Find all lines in the listing that include the word "zaro", then copy them.

Stored records:
[Start]
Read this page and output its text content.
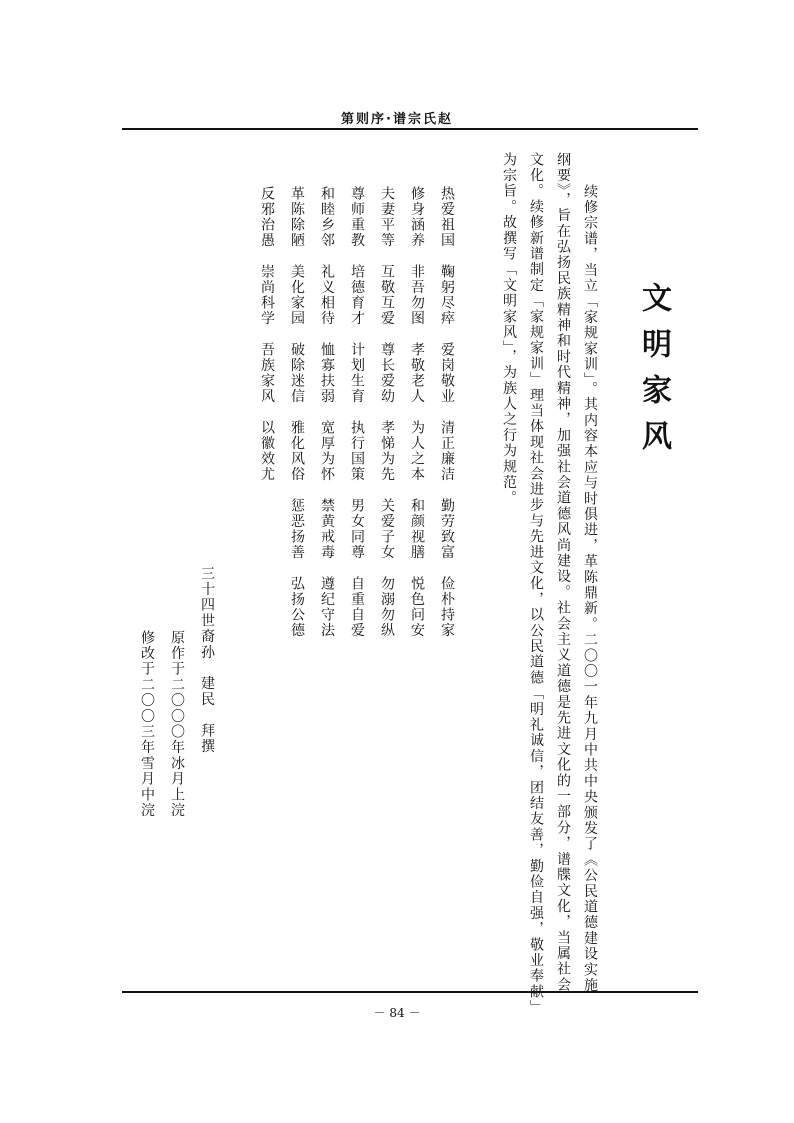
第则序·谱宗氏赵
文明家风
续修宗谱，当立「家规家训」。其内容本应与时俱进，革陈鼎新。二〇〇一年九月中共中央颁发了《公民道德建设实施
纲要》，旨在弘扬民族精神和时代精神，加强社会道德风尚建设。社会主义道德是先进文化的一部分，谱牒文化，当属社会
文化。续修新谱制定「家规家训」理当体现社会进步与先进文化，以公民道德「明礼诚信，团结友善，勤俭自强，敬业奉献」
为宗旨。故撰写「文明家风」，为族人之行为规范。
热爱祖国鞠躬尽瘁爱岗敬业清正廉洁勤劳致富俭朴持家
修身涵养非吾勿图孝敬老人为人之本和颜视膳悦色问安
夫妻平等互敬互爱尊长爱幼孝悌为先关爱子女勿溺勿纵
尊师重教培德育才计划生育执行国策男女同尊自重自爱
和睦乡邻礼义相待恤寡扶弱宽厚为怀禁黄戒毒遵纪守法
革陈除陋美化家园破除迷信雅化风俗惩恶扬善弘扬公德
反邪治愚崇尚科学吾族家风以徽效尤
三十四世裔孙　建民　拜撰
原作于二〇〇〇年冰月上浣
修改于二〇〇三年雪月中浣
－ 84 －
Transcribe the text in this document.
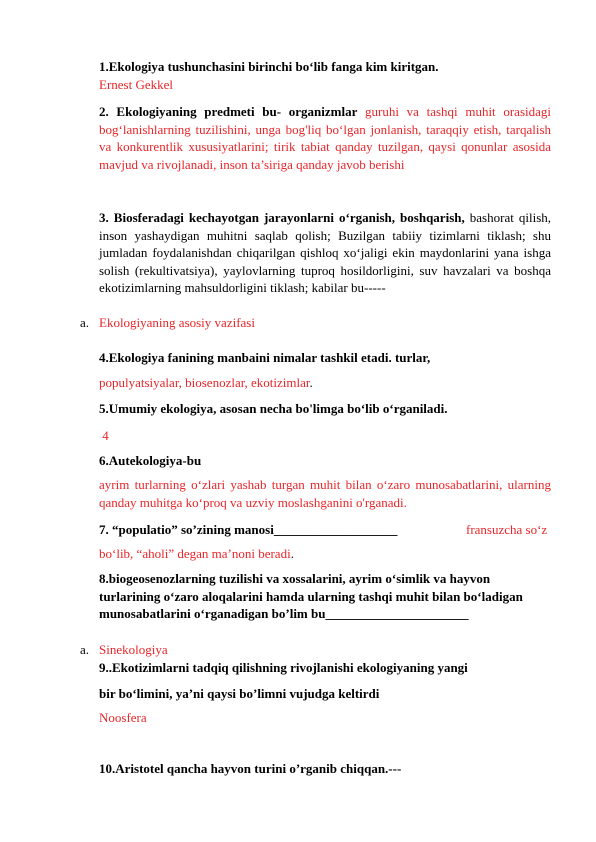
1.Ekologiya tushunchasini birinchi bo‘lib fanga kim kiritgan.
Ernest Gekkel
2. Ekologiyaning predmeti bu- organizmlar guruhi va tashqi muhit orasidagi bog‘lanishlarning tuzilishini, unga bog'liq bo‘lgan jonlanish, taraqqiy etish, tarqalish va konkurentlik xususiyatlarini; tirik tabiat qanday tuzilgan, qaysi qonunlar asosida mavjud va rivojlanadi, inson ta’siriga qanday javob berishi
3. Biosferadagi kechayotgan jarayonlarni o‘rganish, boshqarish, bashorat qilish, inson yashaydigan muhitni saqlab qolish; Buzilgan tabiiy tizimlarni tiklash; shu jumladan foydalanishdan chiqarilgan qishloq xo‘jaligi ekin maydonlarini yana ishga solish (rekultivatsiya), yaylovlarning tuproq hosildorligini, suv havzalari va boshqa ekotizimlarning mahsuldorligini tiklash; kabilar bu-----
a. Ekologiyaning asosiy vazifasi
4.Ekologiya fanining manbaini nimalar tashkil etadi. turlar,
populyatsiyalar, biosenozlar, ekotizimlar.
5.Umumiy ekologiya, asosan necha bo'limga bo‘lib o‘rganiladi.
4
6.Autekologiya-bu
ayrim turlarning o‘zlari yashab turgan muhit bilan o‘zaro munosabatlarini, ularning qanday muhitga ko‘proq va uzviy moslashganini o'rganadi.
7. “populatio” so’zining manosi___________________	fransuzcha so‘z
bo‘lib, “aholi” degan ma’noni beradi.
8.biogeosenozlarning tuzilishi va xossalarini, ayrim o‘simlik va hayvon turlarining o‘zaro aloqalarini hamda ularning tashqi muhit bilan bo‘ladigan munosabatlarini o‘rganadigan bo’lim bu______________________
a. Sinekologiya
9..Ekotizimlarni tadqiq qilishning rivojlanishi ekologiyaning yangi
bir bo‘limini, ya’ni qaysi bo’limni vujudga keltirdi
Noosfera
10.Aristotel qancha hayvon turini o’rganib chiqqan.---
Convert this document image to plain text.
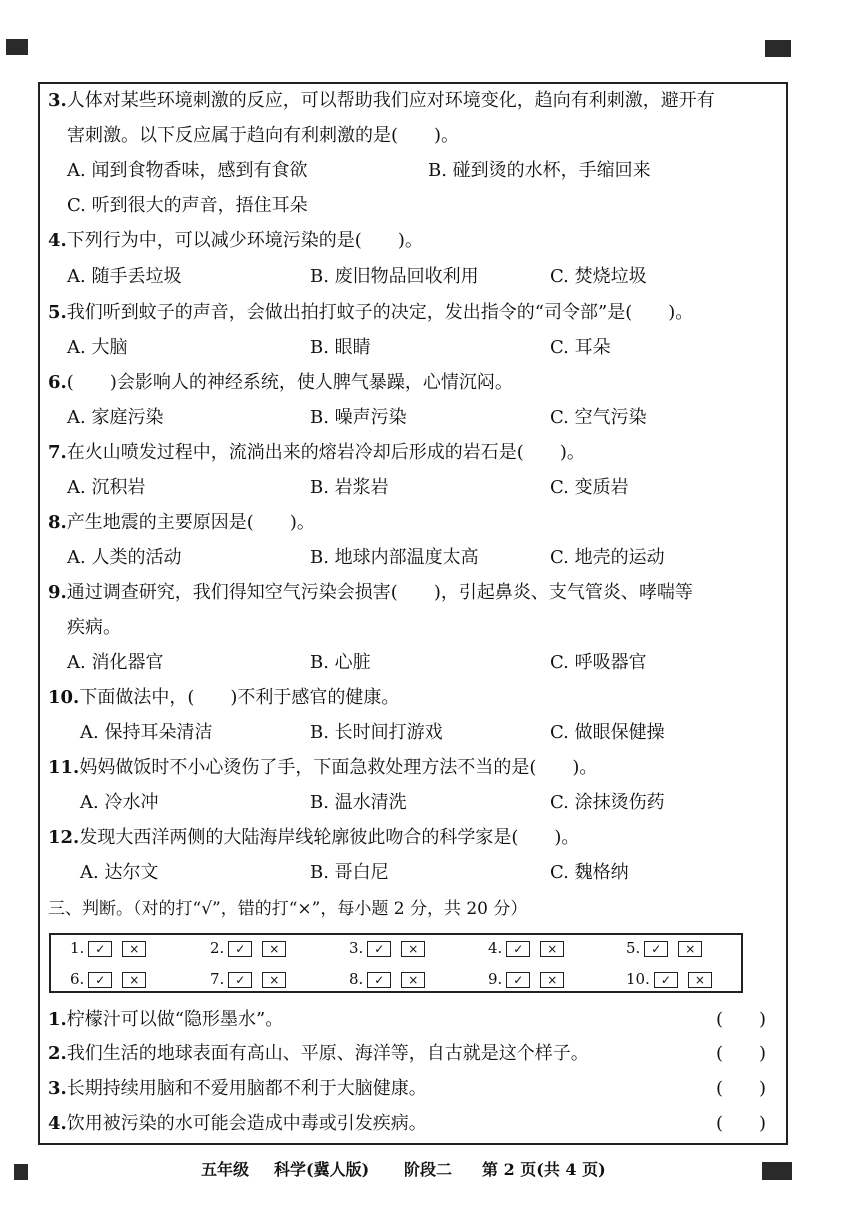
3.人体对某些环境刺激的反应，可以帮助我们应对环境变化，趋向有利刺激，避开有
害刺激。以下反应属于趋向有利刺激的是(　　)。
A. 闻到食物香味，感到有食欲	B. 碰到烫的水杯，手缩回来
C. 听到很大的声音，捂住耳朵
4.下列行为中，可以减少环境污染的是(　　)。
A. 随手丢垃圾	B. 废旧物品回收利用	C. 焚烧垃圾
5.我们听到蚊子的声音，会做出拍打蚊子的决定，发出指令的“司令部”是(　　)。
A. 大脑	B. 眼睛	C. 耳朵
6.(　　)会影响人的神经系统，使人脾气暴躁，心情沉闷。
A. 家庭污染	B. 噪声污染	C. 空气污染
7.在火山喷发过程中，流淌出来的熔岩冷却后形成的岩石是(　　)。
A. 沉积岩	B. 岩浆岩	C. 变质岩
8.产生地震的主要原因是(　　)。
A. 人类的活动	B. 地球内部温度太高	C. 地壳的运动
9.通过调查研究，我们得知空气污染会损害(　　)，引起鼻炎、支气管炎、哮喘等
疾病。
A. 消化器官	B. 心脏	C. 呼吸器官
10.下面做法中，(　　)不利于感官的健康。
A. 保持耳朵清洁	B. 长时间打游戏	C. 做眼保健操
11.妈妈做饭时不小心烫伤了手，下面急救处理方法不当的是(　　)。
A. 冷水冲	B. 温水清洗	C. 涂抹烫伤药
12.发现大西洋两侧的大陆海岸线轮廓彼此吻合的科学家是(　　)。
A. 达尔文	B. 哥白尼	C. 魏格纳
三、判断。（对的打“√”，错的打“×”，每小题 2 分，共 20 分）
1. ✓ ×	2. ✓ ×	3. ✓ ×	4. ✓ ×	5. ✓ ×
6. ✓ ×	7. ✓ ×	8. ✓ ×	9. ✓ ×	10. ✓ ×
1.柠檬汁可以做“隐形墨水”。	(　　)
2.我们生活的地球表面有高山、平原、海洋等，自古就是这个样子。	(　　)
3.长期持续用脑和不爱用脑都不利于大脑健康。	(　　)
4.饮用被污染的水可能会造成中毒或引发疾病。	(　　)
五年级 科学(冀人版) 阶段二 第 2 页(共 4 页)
[End]
_Answer to the problem_:
ayrim turlarning o‘zlari yashab turgan muhit bilan o‘zaro munosabatlarini, ularning qanday muhitga ko‘proq va uzviy moslashganini o'rganadi.
8.biogeosenozlarning tuzilishi va xossalarini, ayrim o‘simlik va hayvon turlarining o‘zaro aloqalarini hamda ularning tashqi muhit bilan bo‘ladigan munosabatlarini o‘rganadigan bo’lim bu______________________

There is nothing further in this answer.